* _Exercise instructions_
From the entries below, list each line with "this".

* _Data_
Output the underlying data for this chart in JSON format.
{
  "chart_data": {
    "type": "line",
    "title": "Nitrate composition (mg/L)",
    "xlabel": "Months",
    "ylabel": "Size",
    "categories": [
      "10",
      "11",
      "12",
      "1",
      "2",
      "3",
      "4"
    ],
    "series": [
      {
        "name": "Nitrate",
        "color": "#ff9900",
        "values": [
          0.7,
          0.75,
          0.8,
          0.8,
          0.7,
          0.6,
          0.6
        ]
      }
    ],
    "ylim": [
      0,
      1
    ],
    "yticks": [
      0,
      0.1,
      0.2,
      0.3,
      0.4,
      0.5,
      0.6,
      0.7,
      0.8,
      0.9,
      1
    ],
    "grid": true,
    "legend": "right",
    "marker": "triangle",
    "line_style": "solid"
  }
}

--

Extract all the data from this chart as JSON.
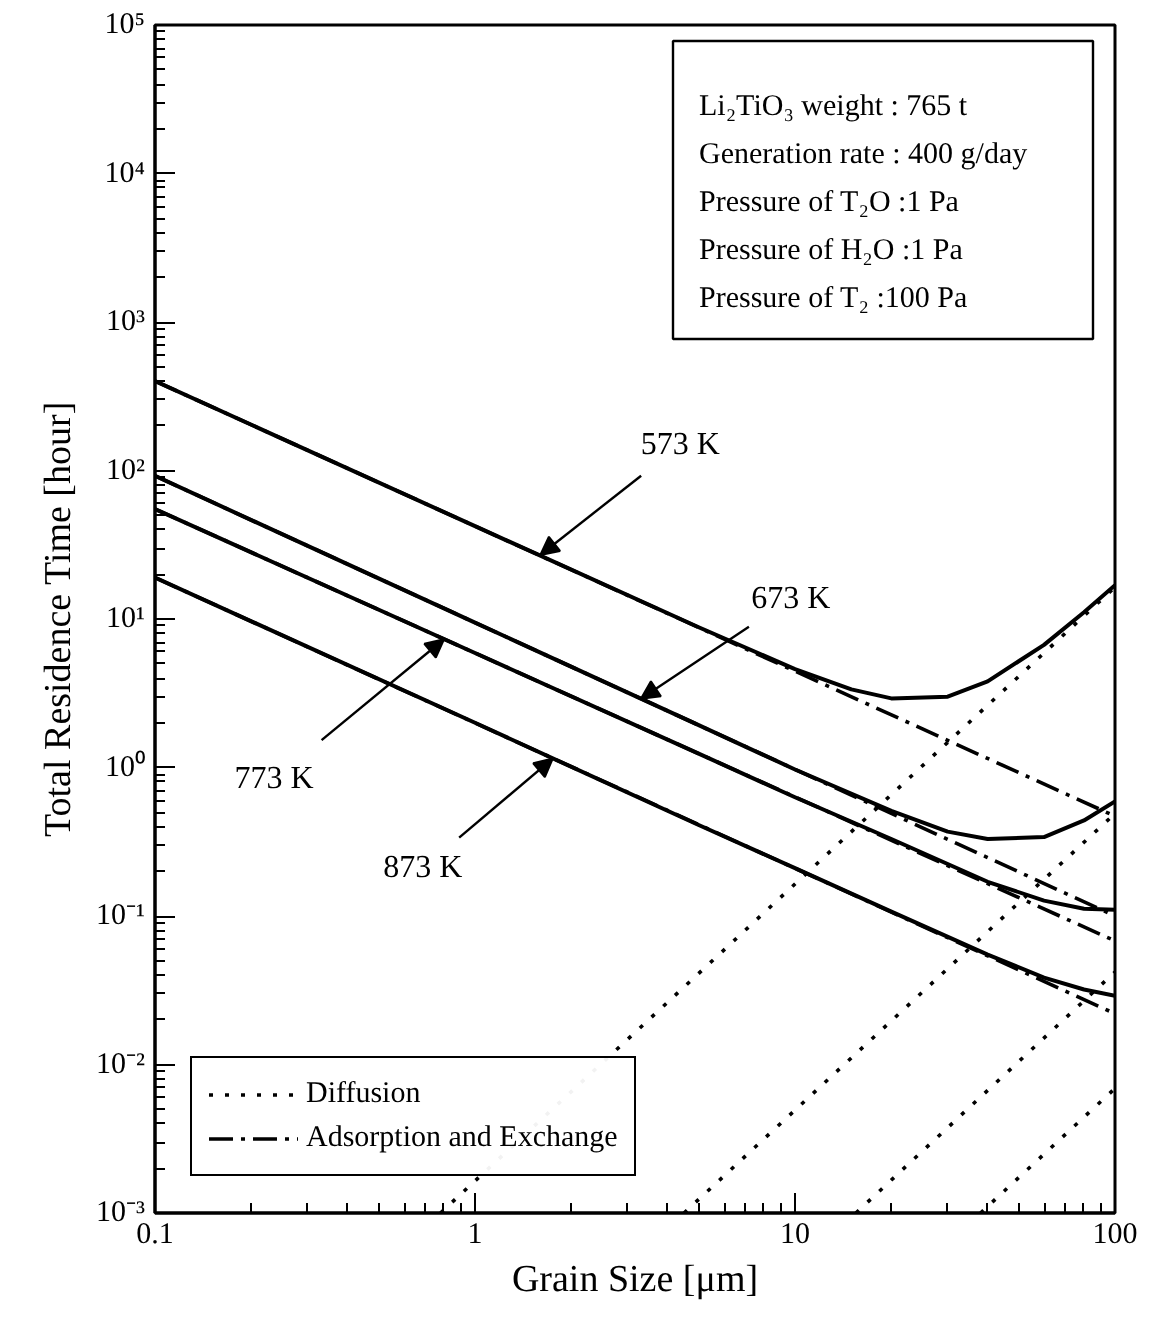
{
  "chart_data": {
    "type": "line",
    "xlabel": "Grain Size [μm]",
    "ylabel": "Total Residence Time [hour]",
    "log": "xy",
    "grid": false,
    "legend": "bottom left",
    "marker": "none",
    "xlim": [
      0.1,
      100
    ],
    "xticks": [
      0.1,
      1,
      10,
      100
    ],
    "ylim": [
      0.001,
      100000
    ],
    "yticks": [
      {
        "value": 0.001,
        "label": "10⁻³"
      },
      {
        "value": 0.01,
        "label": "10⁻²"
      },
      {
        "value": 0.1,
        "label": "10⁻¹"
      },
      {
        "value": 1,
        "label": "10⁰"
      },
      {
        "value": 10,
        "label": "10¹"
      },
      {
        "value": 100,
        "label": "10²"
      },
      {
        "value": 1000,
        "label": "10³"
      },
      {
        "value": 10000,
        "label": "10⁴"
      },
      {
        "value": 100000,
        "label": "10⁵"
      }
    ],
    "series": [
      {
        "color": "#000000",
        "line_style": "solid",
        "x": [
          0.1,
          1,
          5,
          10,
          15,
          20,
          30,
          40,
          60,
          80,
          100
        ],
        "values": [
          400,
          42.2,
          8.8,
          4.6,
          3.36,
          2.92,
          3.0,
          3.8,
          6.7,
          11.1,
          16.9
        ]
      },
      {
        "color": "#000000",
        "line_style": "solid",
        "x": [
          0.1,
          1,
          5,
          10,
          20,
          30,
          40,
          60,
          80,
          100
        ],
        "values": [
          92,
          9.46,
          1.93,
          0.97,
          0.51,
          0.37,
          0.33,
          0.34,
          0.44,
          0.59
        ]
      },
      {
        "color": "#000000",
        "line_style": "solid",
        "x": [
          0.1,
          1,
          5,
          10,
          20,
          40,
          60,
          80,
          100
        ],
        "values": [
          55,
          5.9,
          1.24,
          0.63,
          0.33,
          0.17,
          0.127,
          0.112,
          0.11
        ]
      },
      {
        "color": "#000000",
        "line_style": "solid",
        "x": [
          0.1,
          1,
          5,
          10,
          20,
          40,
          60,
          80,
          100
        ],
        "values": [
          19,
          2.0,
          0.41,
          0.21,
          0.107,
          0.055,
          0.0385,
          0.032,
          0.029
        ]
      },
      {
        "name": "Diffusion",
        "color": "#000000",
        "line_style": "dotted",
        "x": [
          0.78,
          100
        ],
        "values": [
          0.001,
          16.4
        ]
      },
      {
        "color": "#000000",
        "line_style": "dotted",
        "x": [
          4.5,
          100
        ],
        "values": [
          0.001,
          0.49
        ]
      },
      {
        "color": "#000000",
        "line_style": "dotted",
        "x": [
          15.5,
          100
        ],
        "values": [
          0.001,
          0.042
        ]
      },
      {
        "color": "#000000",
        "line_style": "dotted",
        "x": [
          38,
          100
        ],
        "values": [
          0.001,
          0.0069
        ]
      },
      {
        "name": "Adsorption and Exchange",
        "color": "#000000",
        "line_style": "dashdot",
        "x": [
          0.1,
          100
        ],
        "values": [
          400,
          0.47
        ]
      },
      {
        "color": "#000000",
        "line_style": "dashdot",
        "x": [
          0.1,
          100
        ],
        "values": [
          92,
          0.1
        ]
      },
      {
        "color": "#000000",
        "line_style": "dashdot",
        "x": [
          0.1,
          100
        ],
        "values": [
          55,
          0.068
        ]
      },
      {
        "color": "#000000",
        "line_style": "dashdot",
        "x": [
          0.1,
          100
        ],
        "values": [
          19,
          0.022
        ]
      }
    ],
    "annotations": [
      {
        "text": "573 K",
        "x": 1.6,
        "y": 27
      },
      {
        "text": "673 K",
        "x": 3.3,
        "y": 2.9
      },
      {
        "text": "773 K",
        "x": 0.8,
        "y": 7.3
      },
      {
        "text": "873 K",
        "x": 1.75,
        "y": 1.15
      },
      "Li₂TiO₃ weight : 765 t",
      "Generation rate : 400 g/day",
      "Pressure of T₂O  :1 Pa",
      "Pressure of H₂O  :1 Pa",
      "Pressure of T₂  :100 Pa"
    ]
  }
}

* _Finished task_
Output the underlying data for this chart in JSON format.
Extract all the data from this chart as JSON.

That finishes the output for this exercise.